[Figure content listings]
* * * * *

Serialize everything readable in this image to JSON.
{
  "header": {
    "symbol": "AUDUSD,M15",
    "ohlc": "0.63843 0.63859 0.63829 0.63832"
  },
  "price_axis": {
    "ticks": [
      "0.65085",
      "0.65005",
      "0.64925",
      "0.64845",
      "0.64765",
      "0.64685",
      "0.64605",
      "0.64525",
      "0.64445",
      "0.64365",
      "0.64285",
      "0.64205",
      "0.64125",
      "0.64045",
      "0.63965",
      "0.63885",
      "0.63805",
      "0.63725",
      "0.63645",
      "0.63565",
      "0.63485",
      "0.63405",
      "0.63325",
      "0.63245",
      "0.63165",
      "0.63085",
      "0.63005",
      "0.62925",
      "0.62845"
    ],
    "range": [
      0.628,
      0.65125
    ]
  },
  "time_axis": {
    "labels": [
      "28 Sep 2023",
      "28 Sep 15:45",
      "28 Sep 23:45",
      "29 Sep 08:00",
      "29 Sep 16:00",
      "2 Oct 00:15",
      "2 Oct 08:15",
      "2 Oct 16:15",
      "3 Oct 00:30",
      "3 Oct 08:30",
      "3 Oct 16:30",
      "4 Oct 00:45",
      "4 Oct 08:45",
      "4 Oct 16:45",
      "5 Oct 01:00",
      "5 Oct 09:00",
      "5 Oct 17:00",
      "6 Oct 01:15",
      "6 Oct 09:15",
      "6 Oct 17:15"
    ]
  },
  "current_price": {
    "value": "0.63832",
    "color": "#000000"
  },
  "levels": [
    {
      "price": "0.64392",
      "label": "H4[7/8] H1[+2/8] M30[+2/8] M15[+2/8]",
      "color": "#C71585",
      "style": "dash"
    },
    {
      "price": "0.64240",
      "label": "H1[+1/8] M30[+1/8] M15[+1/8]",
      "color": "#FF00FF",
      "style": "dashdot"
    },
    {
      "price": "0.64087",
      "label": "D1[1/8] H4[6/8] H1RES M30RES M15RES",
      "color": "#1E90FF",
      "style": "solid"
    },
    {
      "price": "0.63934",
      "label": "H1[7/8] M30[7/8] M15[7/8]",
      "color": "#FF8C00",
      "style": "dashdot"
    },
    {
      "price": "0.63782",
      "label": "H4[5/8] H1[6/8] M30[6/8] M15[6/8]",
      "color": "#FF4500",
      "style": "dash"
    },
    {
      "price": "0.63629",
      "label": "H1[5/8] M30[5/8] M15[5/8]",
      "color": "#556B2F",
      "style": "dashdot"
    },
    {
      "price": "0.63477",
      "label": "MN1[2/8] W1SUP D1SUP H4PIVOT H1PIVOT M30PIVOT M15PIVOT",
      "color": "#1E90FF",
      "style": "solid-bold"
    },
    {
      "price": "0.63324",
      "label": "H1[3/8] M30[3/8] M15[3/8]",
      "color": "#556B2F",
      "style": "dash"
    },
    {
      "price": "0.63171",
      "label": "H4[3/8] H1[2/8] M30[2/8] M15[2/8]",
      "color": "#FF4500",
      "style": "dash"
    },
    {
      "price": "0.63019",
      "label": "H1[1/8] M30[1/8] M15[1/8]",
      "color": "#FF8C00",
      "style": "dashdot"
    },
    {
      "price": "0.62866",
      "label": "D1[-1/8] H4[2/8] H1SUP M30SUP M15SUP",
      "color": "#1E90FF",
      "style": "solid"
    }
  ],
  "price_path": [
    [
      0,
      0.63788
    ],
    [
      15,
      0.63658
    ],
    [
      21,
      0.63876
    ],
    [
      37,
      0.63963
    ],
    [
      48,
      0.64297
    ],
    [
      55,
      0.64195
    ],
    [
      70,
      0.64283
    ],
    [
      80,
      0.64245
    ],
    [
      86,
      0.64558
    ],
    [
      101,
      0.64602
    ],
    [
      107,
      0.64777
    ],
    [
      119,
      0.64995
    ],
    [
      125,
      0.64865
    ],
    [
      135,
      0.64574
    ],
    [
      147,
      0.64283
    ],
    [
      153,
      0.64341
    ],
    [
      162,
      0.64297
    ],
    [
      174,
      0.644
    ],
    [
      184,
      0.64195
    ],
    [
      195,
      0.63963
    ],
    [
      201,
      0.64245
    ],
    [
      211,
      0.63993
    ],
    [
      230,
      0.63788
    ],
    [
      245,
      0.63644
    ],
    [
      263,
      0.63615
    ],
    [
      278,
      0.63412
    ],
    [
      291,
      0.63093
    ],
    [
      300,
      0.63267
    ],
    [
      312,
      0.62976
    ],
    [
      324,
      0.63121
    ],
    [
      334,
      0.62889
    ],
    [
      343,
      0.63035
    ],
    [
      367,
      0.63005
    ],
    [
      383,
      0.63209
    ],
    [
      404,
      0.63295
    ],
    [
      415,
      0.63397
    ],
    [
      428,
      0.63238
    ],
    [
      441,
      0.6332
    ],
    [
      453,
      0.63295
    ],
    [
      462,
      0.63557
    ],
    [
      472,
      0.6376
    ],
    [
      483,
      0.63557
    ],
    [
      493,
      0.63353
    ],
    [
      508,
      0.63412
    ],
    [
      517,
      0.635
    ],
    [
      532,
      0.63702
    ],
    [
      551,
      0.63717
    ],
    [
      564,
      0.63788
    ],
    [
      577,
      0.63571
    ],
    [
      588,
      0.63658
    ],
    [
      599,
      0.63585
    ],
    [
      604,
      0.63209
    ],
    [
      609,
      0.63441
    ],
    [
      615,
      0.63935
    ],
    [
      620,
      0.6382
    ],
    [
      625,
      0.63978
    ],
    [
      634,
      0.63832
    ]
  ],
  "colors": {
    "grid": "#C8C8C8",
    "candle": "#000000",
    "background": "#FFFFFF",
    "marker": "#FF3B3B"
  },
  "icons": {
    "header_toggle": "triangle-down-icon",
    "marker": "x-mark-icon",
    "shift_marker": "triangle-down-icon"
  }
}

* * * * *

> DIRECTION
Establish how many lines of the records contain the string "triangle" and state that number without elaboration.

> ANSWER BELOW
2